Potential limitations of this study are a small sample size and that testing was performed on cadaveric ankles under a simulated WB load. We were limited in stacking weights on our testing rig, so our applied load of 222 N is less than in other biomechanical studies of the ankle, and less than physiological for either bipedal or unipedal weight bearing. We used fresh frozen cadaveric specimens for this study and recognize that temperature and time of exposure before testing were variable. These factors may have altered the mechanical properties of bone, ligament, and tendon. It is also possible that because of the viscoelastic properties of the articular cartilage and bone, the load applied for simulation of WB may have attenuated over the time that specimens were imaged. Our model was that of an end stage SER ankle injury, with complete deficiency of the deltoid ligament, and we do not know if our conclusions apply to lesser degrees of injury where the status of the deltoid ligament is in question. We do not know if patients with damage to the bone and soft tissue of the ankle, similar to those created in our model, would be able to withstand WB for the duration of a cone beam CT scan, especially if the talus displaces in the ankle mortise while standing. Delineating the boundaries of a three-dimensional MCS is also somewhat arbitrary, and not detailed in the literature, but a previously reported method for volume calculation using 3D modeling showed good reliability between raters (17,24). More efficient methods are needed for the calculation of MCS volume to be practical, and it is hopeful that a fast manual segmentation or fully automatic technique will be developed in the near future to make this measurement more practical.
──────────────────────────────
WHAT YOU ARE ASKED TO DO: According to the study limitations passage, what load did the researchers apply to simulate weight bearing? The entries play no part in this work.
──────────────────────────────
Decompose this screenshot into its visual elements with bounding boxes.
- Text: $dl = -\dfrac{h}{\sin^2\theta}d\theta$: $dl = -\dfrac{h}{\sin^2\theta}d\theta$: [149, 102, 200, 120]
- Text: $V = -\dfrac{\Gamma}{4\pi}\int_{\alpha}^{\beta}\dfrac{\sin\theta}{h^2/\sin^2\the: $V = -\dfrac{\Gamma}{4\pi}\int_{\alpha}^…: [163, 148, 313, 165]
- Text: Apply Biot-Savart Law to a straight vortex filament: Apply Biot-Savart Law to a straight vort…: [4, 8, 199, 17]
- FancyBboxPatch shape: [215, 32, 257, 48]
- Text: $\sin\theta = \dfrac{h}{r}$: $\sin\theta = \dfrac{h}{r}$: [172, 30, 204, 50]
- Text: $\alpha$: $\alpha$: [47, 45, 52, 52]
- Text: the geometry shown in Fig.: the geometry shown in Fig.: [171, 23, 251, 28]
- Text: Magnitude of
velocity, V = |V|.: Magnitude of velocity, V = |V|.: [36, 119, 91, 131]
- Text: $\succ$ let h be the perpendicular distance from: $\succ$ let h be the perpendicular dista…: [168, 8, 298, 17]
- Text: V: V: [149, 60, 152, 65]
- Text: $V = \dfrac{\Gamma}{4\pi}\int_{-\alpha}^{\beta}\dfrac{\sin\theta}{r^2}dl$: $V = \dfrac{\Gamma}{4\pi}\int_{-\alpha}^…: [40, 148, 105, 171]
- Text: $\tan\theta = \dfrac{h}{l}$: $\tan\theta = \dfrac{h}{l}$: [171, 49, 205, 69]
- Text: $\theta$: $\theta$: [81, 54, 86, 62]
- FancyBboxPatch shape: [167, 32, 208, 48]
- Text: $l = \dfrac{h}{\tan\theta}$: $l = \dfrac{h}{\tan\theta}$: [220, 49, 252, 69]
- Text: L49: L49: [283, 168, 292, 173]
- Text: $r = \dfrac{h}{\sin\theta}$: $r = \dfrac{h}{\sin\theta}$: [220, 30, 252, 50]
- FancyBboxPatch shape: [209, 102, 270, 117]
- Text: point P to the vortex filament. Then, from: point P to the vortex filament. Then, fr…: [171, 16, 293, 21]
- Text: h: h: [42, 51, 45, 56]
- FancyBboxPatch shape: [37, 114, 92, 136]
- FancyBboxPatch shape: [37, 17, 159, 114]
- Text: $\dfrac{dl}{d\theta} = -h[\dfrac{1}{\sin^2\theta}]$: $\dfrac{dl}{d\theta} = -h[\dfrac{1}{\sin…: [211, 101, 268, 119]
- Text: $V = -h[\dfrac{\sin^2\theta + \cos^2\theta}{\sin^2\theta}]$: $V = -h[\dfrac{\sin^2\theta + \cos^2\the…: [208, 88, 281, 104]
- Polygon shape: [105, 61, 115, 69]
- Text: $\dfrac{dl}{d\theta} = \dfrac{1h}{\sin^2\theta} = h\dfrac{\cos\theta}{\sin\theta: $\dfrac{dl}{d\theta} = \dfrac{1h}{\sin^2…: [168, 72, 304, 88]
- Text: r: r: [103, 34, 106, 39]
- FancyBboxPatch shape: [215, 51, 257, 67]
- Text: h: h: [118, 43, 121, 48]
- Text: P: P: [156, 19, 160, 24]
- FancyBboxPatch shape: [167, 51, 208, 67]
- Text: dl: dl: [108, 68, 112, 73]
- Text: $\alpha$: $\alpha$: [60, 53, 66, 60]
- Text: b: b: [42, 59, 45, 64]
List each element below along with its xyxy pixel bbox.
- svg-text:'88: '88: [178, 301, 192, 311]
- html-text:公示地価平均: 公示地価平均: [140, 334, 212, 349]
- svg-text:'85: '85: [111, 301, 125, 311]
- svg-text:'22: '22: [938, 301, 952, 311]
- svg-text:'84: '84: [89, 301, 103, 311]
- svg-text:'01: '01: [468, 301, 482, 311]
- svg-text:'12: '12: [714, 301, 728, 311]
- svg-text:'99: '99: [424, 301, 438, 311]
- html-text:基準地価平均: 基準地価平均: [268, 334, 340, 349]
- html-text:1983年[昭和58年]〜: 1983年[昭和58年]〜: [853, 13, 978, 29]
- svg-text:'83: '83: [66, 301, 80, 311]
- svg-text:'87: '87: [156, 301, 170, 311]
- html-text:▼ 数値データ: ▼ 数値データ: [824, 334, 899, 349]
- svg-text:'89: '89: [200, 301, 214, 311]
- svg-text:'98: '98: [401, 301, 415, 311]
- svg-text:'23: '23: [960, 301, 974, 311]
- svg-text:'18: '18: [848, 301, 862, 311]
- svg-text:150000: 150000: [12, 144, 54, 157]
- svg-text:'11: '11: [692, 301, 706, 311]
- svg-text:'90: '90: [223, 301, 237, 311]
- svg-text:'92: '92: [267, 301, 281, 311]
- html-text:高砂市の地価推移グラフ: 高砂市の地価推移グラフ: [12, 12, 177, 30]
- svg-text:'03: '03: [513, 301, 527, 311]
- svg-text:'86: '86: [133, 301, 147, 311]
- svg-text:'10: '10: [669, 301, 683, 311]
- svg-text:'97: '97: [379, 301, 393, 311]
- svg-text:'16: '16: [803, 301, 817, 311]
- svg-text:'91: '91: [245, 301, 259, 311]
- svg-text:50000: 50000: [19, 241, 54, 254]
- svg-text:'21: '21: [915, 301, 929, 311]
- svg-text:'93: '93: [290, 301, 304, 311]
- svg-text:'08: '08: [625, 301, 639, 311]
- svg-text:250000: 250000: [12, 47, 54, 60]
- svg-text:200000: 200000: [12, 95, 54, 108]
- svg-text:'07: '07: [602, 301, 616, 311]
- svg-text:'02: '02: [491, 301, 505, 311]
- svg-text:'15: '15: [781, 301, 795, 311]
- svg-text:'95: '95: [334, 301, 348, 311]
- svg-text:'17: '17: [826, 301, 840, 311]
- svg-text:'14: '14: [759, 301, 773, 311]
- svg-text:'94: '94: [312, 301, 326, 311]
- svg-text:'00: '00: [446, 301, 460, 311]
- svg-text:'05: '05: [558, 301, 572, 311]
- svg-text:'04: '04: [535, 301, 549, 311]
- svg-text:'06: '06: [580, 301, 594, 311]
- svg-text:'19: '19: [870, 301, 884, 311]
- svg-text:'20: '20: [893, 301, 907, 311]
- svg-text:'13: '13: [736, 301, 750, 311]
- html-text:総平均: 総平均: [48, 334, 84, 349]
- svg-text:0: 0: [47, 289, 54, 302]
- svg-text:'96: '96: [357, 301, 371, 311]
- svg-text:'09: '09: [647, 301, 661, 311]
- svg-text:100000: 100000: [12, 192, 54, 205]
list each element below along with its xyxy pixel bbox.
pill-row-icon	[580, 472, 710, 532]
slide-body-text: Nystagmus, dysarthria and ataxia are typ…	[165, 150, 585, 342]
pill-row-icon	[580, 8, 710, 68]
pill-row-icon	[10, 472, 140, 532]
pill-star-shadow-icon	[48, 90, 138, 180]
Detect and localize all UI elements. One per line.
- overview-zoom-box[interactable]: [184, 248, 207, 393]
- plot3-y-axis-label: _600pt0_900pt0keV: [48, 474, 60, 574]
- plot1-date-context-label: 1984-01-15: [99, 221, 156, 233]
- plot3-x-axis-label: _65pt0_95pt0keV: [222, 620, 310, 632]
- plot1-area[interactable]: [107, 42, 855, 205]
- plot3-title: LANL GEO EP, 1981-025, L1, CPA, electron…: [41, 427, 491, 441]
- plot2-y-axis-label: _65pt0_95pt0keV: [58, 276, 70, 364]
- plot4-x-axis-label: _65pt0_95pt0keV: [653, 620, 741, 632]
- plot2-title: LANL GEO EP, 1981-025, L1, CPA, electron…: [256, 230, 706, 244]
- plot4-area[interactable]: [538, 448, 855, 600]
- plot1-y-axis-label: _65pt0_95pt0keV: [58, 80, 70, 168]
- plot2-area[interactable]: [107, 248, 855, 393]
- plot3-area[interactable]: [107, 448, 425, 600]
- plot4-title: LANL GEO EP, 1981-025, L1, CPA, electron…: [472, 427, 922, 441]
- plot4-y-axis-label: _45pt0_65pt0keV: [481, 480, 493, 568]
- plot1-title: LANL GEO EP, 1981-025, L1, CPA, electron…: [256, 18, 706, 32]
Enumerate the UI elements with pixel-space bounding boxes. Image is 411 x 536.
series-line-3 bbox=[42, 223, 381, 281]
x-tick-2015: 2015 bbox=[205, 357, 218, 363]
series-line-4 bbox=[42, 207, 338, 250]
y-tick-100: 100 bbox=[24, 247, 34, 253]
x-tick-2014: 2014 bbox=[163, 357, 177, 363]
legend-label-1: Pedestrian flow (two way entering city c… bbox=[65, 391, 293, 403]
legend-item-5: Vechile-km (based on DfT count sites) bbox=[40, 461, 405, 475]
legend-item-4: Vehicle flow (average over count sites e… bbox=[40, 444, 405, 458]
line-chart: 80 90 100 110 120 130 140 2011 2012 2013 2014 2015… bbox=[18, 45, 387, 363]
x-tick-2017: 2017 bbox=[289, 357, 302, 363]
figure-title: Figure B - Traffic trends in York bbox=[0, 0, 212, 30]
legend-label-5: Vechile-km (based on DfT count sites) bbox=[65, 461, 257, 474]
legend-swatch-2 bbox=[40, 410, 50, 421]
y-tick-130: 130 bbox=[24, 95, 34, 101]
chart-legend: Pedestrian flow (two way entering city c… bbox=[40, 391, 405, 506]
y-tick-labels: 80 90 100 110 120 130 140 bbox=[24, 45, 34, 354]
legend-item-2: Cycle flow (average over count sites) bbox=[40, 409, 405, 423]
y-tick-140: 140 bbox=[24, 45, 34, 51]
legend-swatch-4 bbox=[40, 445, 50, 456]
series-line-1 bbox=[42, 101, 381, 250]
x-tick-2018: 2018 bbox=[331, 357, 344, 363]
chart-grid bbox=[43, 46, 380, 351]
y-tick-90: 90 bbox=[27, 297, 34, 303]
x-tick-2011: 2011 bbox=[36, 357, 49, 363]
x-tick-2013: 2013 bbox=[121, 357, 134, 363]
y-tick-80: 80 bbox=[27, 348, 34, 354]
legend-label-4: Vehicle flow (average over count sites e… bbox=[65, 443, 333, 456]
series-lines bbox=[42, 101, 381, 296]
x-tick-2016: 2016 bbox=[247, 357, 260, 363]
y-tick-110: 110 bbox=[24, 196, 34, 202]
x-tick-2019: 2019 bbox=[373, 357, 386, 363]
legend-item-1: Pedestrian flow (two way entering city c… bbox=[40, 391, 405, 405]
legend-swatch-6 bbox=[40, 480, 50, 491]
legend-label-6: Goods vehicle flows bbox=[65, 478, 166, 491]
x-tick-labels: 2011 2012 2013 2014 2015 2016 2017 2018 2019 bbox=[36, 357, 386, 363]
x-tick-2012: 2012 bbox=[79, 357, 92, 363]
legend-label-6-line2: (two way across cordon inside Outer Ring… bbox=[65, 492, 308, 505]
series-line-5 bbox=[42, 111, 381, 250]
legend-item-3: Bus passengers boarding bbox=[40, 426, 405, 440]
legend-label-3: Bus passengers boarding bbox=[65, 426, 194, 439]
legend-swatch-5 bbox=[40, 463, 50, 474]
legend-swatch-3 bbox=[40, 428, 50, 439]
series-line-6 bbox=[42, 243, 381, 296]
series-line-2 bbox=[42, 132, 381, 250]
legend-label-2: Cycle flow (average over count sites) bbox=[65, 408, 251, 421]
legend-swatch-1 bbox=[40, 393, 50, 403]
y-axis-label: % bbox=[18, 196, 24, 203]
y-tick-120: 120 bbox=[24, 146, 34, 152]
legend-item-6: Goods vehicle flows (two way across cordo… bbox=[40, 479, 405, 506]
──────────────────────────────
EXERCISE RESPONSE: 222 N